### [Text segment]
Network structures and agreement in social network simulations

Robert Stocker, David Cornforth, Terence Bossomaier

Research output: Contribution to journalArticlepeer-review

18 Citations (Scopus)

Abstract

Networks are very evident in the physical world and particularly in social structures. One focus of research is on investigating the development and maintenance of social network structures. Social networks may be typically categorised as random, scale-free or hierarchical structures. A key research question is how the structure and parameters of a network affect the stability of opinion within the network. In a previous study, we examined the case for random network structures. In this work, we show how complex systems models can be used to investigate the effects of various parameters (including the number of layers and the number of links per node) in hierarchical and scale-free network structures. The models are used to investigate whether the network reaches a stable collective state, where the opinions of individuals remain constant, or an unstable state, where the opinions of individuals continue to change. Several important results emerge. One is that flat hierarchies, which possess few layers and many links per node, are more likely to be unstable than deeper hierarchies. Another is that regardless of the network topology, the number individuals whose opinion continues to change settles to a relatively stable level. We also demonstrate the inherent stability of scale-free networks. This work has implications for how network structures should be organized, in order to exploit stability or dynamic behaviour, in particular for political, organisational, social and educational contexts.

### [Supplied entries]
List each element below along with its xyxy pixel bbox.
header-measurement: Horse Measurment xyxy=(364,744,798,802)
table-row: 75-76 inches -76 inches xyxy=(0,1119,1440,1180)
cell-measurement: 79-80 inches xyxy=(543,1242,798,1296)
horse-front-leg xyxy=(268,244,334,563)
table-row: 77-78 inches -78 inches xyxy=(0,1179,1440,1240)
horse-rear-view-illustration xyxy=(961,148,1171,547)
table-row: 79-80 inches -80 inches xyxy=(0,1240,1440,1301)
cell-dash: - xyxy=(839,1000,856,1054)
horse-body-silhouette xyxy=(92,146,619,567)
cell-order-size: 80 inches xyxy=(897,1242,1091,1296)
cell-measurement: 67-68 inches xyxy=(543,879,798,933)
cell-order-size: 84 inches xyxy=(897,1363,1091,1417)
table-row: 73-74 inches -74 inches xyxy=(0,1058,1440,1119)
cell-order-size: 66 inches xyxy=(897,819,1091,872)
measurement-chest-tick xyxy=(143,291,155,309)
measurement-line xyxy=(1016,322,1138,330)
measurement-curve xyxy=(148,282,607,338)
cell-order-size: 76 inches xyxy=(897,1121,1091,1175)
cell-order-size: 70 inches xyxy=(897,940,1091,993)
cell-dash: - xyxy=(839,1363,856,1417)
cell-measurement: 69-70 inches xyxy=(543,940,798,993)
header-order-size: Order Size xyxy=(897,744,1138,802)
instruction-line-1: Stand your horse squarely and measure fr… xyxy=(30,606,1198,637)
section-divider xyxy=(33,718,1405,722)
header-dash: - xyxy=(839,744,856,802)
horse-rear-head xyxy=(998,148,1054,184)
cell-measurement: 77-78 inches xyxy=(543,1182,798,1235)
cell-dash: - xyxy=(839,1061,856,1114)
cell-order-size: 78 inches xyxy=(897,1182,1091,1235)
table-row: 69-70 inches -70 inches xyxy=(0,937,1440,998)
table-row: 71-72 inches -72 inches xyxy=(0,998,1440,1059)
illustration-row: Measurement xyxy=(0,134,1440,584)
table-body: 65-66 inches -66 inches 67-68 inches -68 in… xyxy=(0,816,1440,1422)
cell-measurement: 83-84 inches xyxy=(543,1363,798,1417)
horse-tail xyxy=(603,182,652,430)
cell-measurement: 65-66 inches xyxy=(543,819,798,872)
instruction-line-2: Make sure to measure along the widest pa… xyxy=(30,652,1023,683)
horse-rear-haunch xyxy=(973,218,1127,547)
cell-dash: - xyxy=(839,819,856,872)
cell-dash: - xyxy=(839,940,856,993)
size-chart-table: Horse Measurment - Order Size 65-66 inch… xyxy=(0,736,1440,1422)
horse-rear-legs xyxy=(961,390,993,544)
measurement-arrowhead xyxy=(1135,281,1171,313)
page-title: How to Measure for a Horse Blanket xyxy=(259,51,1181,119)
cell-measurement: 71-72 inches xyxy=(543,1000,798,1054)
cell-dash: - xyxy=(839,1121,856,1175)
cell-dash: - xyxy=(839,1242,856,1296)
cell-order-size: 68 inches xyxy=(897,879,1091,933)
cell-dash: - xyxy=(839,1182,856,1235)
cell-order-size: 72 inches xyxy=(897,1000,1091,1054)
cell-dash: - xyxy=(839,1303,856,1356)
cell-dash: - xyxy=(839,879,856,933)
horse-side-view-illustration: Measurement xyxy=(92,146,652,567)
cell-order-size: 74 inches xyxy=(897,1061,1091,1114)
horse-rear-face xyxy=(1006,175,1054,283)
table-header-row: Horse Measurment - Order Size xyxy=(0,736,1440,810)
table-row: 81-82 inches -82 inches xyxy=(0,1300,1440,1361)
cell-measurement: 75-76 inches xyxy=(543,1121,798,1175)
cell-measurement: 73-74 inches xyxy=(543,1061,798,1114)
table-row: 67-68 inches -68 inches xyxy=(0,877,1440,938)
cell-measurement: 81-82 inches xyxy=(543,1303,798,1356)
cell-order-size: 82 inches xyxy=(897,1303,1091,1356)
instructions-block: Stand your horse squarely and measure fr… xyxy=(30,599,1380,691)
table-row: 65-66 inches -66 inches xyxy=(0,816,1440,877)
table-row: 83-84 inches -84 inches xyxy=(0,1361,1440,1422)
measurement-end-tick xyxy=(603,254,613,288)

### [Work item]
Reproduce the article listing on network structures and agreement in social network simulations between "Network structures and" and "18 Citations (Scopus)", inclusive, with "Citations" renamed to "Citing Works".

### [Reply]
Network structures and agreement in social network simulations

Robert Stocker, David Cornforth, Terence Bossomaier

Research output: Contribution to journalArticlepeer-review

18 Citing Works (Scopus)